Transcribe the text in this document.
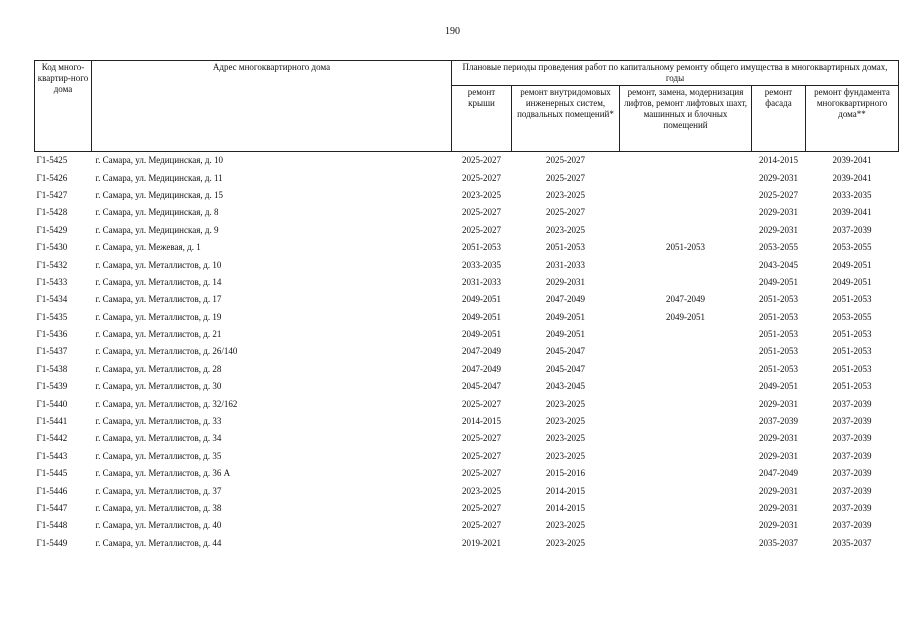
190
Код много-квартир-ного дома	Адрес многоквартирного дома	Плановые периоды проведения работ по капитальному ремонту общего имущества в многоквартирных домах, годы				
		ремонт крыши	ремонт внутридомовых инженерных систем, подвальных помещений*	ремонт, замена, модернизация лифтов, ремонт лифтовых шахт, машинных и блочных помещений	ремонт фасада	ремонт фундамента многоквартирного дома**
Г1-5425	г. Самара, ул. Медицинская, д. 10	2025-2027	2025-2027		2014-2015	2039-2041
Г1-5426	г. Самара, ул. Медицинская, д. 11	2025-2027	2025-2027		2029-2031	2039-2041
Г1-5427	г. Самара, ул. Медицинская, д. 15	2023-2025	2023-2025		2025-2027	2033-2035
Г1-5428	г. Самара, ул. Медицинская, д. 8	2025-2027	2025-2027		2029-2031	2039-2041
Г1-5429	г. Самара, ул. Медицинская, д. 9	2025-2027	2023-2025		2029-2031	2037-2039
Г1-5430	г. Самара, ул. Межевая, д. 1	2051-2053	2051-2053	2051-2053	2053-2055	2053-2055
Г1-5432	г. Самара, ул. Металлистов, д. 10	2033-2035	2031-2033		2043-2045	2049-2051
Г1-5433	г. Самара, ул. Металлистов, д. 14	2031-2033	2029-2031		2049-2051	2049-2051
Г1-5434	г. Самара, ул. Металлистов, д. 17	2049-2051	2047-2049	2047-2049	2051-2053	2051-2053
Г1-5435	г. Самара, ул. Металлистов, д. 19	2049-2051	2049-2051	2049-2051	2051-2053	2053-2055
Г1-5436	г. Самара, ул. Металлистов, д. 21	2049-2051	2049-2051		2051-2053	2051-2053
Г1-5437	г. Самара, ул. Металлистов, д. 26/140	2047-2049	2045-2047		2051-2053	2051-2053
Г1-5438	г. Самара, ул. Металлистов, д. 28	2047-2049	2045-2047		2051-2053	2051-2053
Г1-5439	г. Самара, ул. Металлистов, д. 30	2045-2047	2043-2045		2049-2051	2051-2053
Г1-5440	г. Самара, ул. Металлистов, д. 32/162	2025-2027	2023-2025		2029-2031	2037-2039
Г1-5441	г. Самара, ул. Металлистов, д. 33	2014-2015	2023-2025		2037-2039	2037-2039
Г1-5442	г. Самара, ул. Металлистов, д. 34	2025-2027	2023-2025		2029-2031	2037-2039
Г1-5443	г. Самара, ул. Металлистов, д. 35	2025-2027	2023-2025		2029-2031	2037-2039
Г1-5445	г. Самара, ул. Металлистов, д. 36 А	2025-2027	2015-2016		2047-2049	2037-2039
Г1-5446	г. Самара, ул. Металлистов, д. 37	2023-2025	2014-2015		2029-2031	2037-2039
Г1-5447	г. Самара, ул. Металлистов, д. 38	2025-2027	2014-2015		2029-2031	2037-2039
Г1-5448	г. Самара, ул. Металлистов, д. 40	2025-2027	2023-2025		2029-2031	2037-2039
Г1-5449	г. Самара, ул. Металлистов, д. 44	2019-2021	2023-2025		2035-2037	2035-2037
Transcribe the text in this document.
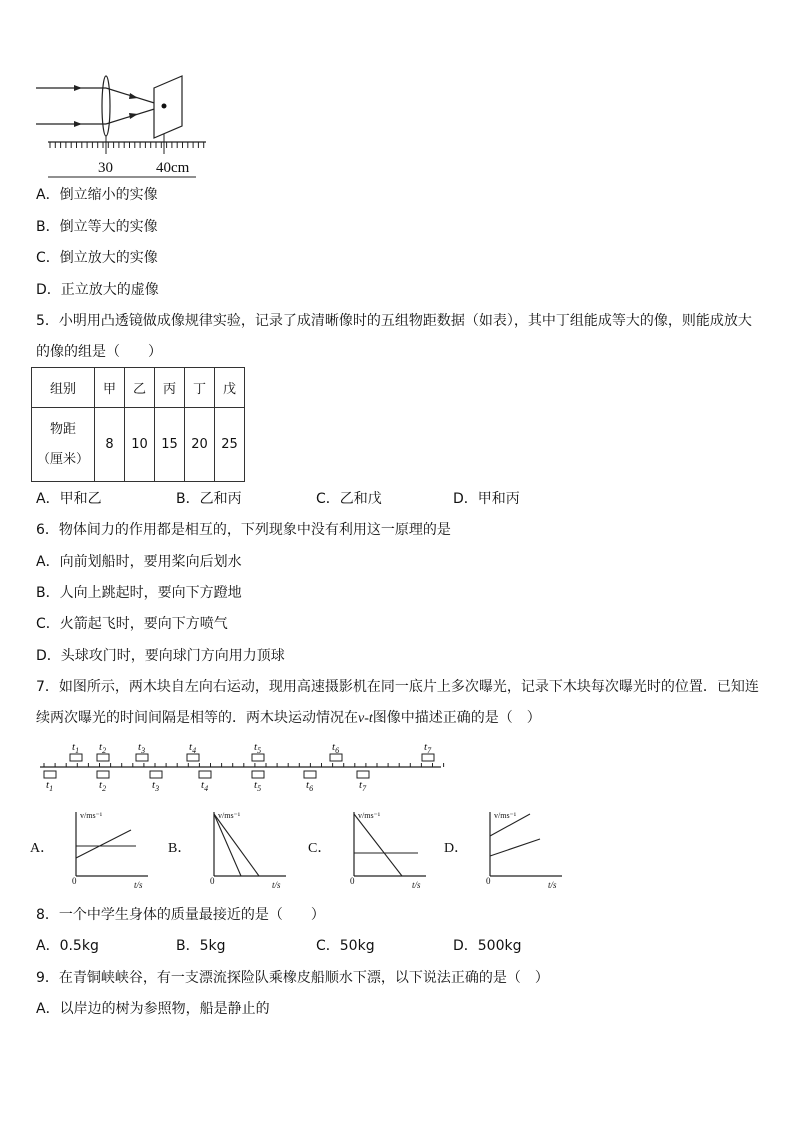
30	40cm
A．倒立缩小的实像
B．倒立等大的实像
C．倒立放大的实像
D．正立放大的虚像
5．小明用凸透镜做成像规律实验，记录了成清晰像时的五组物距数据（如表），其中丁组能成等大的像，则能成放大
的像的组是（　　）
组别	甲	乙	丙	丁	戊

物距
（厘米）	8	10	15	20	25
A．甲和乙	B．乙和丙	C．乙和戊	D．甲和丙
6．物体间力的作用都是相互的，下列现象中没有利用这一原理的是
A．向前划船时，要用桨向后划水
B．人向上跳起时，要向下方蹬地
C．火箭起飞时，要向下方喷气
D．头球攻门时，要向球门方向用力顶球
7．如图所示，两木块自左向右运动，现用高速摄影机在同一底片上多次曝光，记录下木块每次曝光时的位置．已知连
续两次曝光的时间间隔是相等的．两木块运动情况在v-t图像中描述正确的是（　）
$t_1$ $t_2$	$t_3$	$t_4$	$t_5$	$t_6$	$t_7$
$t_1$	$t_2$	$t_3$	$t_4$	$t_5$	$t_6$	$t_7$
A．
v/ms⁻¹
t/s
0
B．
v/ms⁻¹
t/s
0
C．
v/ms⁻¹
t/s
0
D．
v/ms⁻¹
t/s
0
8．一个中学生身体的质量最接近的是（　　）
A．0.5kg	B．5kg	C．50kg	D．500kg
9．在青铜峡峡谷，有一支漂流探险队乘橡皮船顺水下漂，以下说法正确的是（　）
A．以岸边的树为参照物，船是静止的
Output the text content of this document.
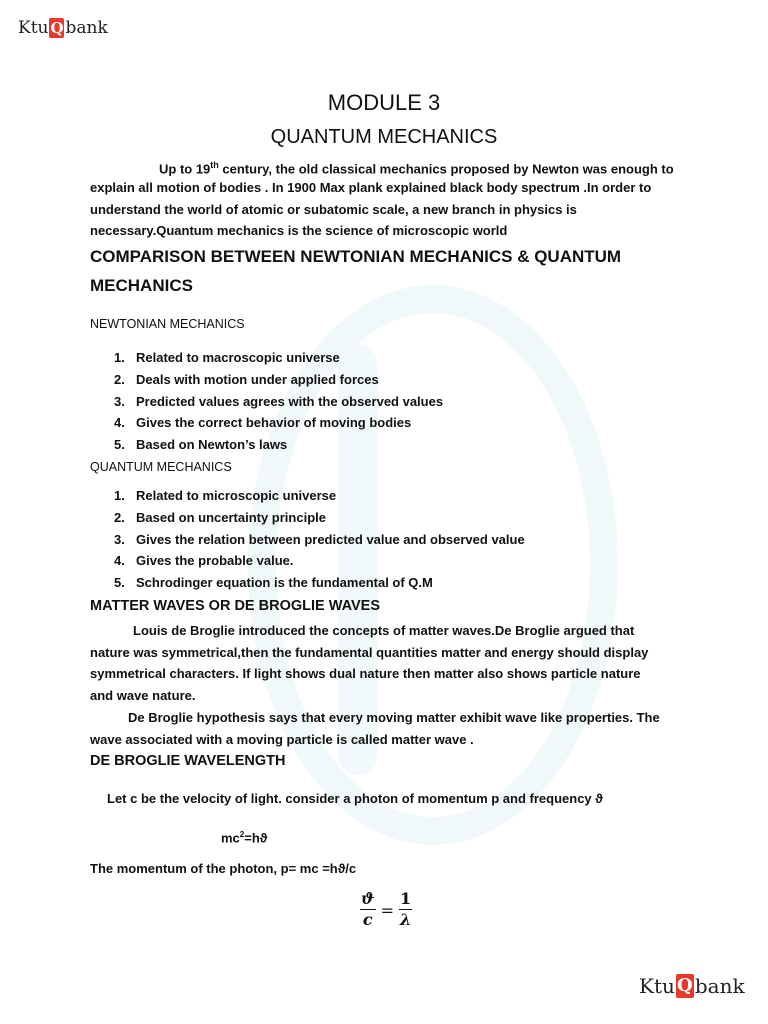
Ktu Q bank
MODULE 3
QUANTUM MECHANICS
Up to 19th century, the old classical mechanics proposed by Newton was enough to
explain all motion of bodies . In 1900 Max plank explained black body spectrum .In order to
understand the world of atomic or subatomic scale, a new branch in physics is
necessary.Quantum mechanics is the science of microscopic world
COMPARISON BETWEEN NEWTONIAN MECHANICS & QUANTUM
MECHANICS
NEWTONIAN MECHANICS
1. Related to macroscopic universe
2. Deals with motion under applied forces
3. Predicted values agrees with the observed values
4. Gives the correct behavior of moving bodies
5. Based on Newton’s laws
QUANTUM MECHANICS
1. Related to microscopic universe
2. Based on uncertainty principle
3. Gives the relation between predicted value and observed value
4. Gives the probable value.
5. Schrodinger equation is the fundamental of Q.M
MATTER WAVES OR DE BROGLIE WAVES
Louis de Broglie introduced the concepts of matter waves.De Broglie argued that
nature was symmetrical,then the fundamental quantities matter and energy should display
symmetrical characters. If light shows dual nature then matter also shows particle nature
and wave nature.
De Broglie hypothesis says that every moving matter exhibit wave like properties. The
wave associated with a moving particle is called matter wave .
DE BROGLIE WAVELENGTH
Let c be the velocity of light. consider a photon of momentum p and frequency ϑ
$mc^2=hϑ$
The momentum of the photon, p= mc =hϑ/c
$\frac{ϑ}{c} = \frac{1}{\lambda}$
Ktu Q bank
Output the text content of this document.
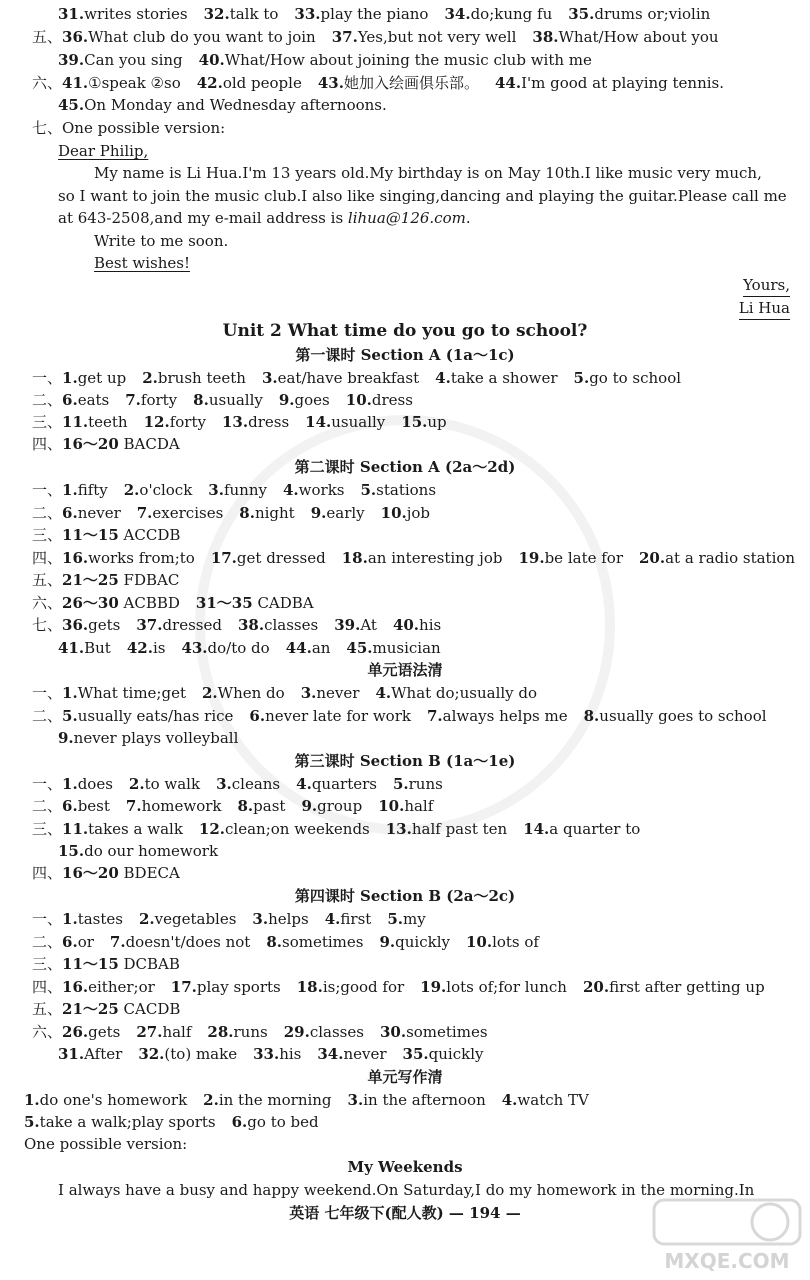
31.writes stories 32.talk to 33.play the piano 34.do;kung fu 35.drums or;violin
五、36.What club do you want to join 37.Yes,but not very well 38.What/How about you
39.Can you sing 40.What/How about joining the music club with me
六、41.①speak ②so 42.old people 43.她加入绘画俱乐部。 44.I'm good at playing tennis.
45.On Monday and Wednesday afternoons.
七、One possible version:
Dear Philip,
My name is Li Hua.I'm 13 years old.My birthday is on May 10th.I like music very much,
so I want to join the music club.I also like singing,dancing and playing the guitar.Please call me
at 643-2508,and my e-mail address is lihua@126.com.
Write to me soon.
Best wishes!
Yours,
Li Hua
Unit 2 What time do you go to school?
第一课时 Section A (1a～1c)
一、1.get up 2.brush teeth 3.eat/have breakfast 4.take a shower 5.go to school
二、6.eats 7.forty 8.usually 9.goes 10.dress
三、11.teeth 12.forty 13.dress 14.usually 15.up
四、16～20 BACDA
第二课时 Section A (2a～2d)
一、1.fifty 2.o'clock 3.funny 4.works 5.stations
二、6.never 7.exercises 8.night 9.early 10.job
三、11～15 ACCDB
四、16.works from;to 17.get dressed 18.an interesting job 19.be late for 20.at a radio station
五、21～25 FDBAC
六、26～30 ACBBD 31～35 CADBA
七、36.gets 37.dressed 38.classes 39.At 40.his
41.But 42.is 43.do/to do 44.an 45.musician
单元语法清
一、1.What time;get 2.When do 3.never 4.What do;usually do
二、5.usually eats/has rice 6.never late for work 7.always helps me 8.usually goes to school
9.never plays volleyball
第三课时 Section B (1a～1e)
一、1.does 2.to walk 3.cleans 4.quarters 5.runs
二、6.best 7.homework 8.past 9.group 10.half
三、11.takes a walk 12.clean;on weekends 13.half past ten 14.a quarter to
15.do our homework
四、16～20 BDECA
第四课时 Section B (2a～2c)
一、1.tastes 2.vegetables 3.helps 4.first 5.my
二、6.or 7.doesn't/does not 8.sometimes 9.quickly 10.lots of
三、11～15 DCBAB
四、16.either;or 17.play sports 18.is;good for 19.lots of;for lunch 20.first after getting up
五、21～25 CACDB
六、26.gets 27.half 28.runs 29.classes 30.sometimes
31.After 32.(to) make 33.his 34.never 35.quickly
单元写作清
1.do one's homework 2.in the morning 3.in the afternoon 4.watch TV
5.take a walk;play sports 6.go to bed
One possible version:
My Weekends
I always have a busy and happy weekend.On Saturday,I do my homework in the morning.In
英语 七年级下(配人教) — 194 —
MXQE.COM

-----

> [Stated goal]:
Wherever "quickly" shows up in a line, copy that line.

> [Solution for this problem]:
二、6.or 7.doesn't/does not 8.sometimes 9.quickly 10.lots of
31.After 32.(to) make 33.his 34.never 35.quickly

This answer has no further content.